■ DATA IN THIS EXERCISE
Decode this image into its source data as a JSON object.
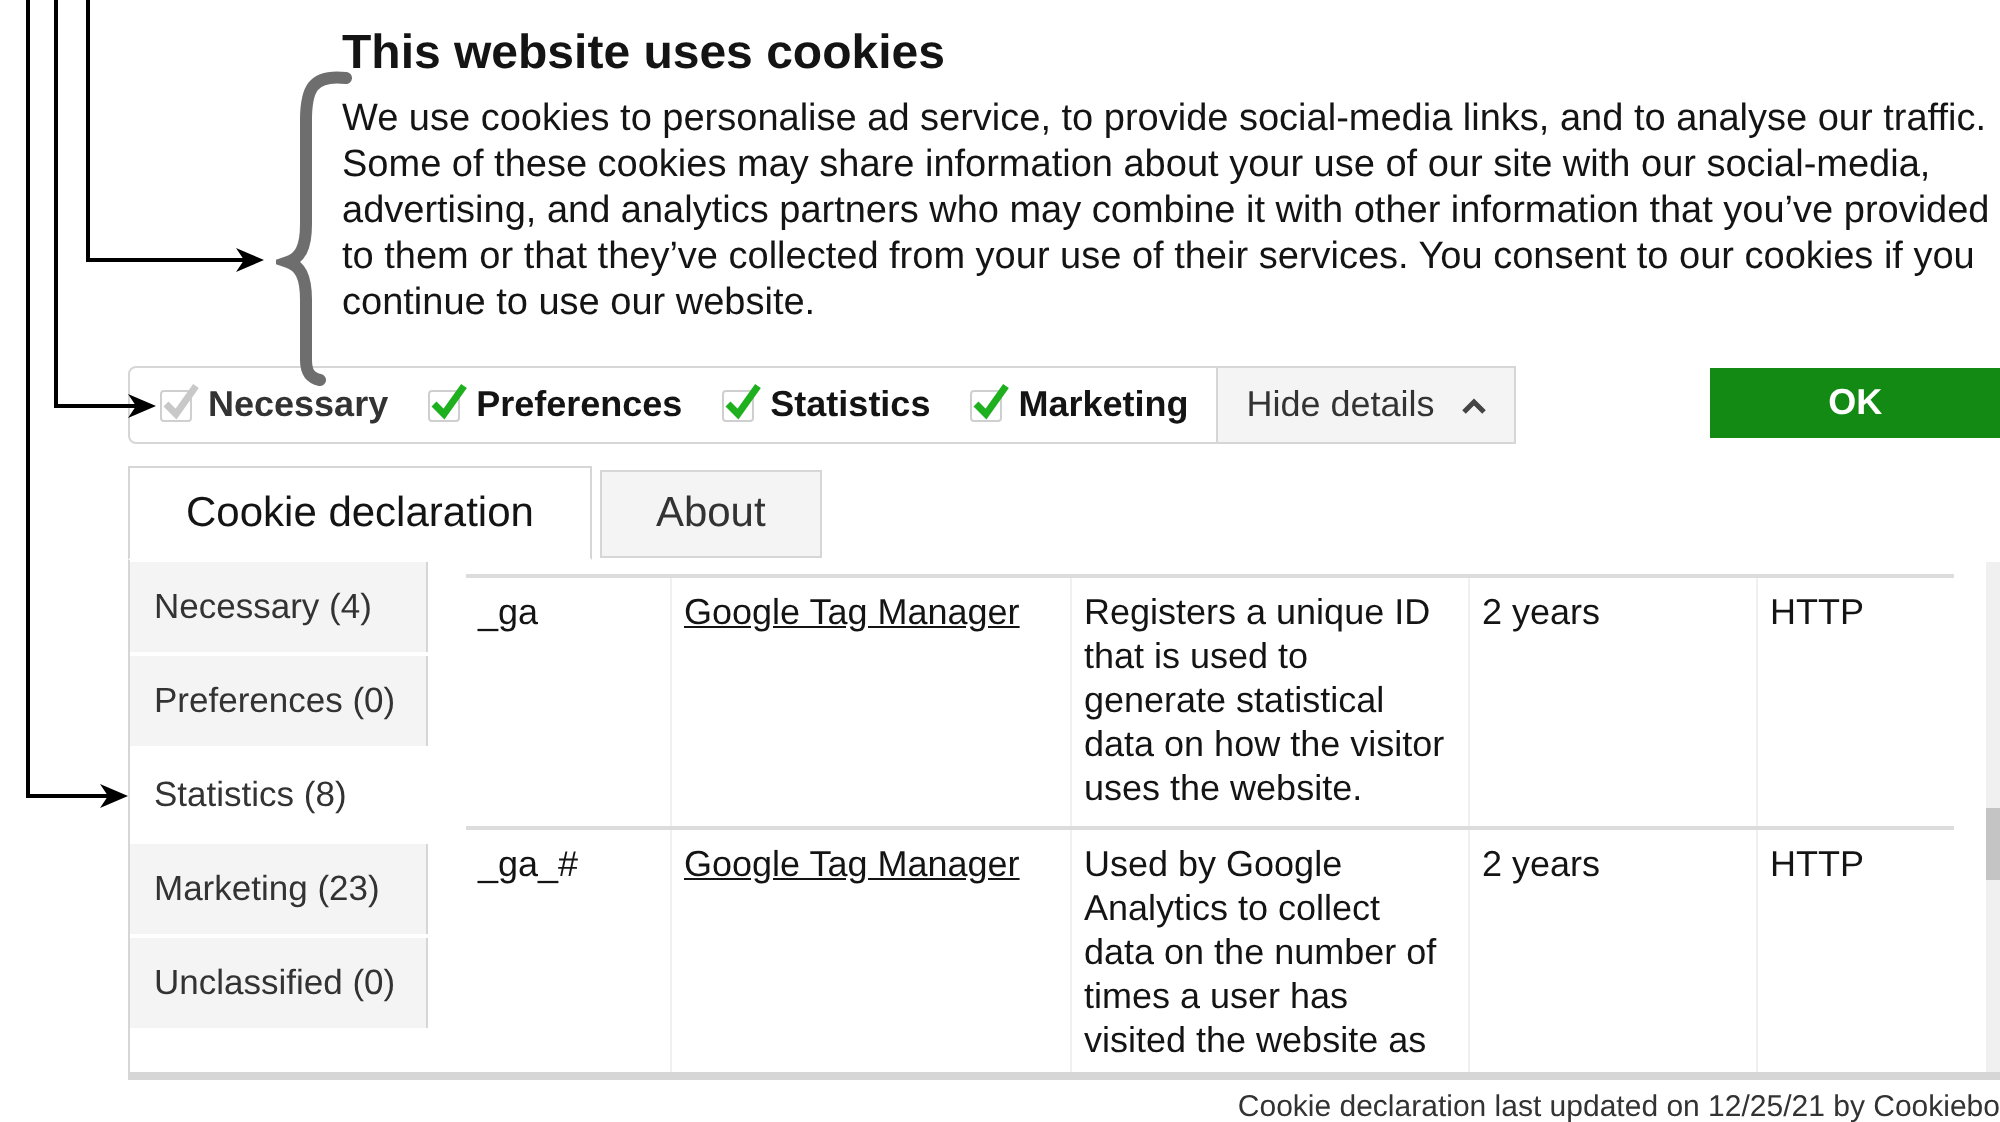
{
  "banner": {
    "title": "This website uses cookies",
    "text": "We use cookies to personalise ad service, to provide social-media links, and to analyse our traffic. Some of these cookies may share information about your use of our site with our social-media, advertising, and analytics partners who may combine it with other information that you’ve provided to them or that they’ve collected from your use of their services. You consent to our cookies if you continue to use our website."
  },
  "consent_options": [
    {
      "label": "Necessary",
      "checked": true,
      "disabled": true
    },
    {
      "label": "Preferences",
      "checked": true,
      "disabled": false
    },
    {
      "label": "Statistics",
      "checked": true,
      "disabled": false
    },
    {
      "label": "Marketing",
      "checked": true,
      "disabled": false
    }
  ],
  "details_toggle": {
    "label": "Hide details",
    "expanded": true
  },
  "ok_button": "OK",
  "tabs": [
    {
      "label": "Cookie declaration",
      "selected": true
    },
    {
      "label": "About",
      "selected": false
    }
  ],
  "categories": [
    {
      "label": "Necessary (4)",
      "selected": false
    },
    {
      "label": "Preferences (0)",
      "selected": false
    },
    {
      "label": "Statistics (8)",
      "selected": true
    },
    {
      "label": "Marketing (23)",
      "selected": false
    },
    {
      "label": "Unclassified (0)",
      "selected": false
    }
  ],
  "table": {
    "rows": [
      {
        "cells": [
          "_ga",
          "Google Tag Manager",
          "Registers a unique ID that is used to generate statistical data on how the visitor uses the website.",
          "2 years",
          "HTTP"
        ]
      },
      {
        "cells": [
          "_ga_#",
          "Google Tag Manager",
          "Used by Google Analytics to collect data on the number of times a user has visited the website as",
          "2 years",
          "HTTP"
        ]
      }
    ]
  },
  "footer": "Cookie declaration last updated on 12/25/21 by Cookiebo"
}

■ EXERCISE INSTRUCTIONS
Read through the entries and copy each line in which "declaration" appears.

■ RESULT
      "label": "Cookie declaration",
  "footer": "Cookie declaration last updated on 12/25/21 by Cookiebo"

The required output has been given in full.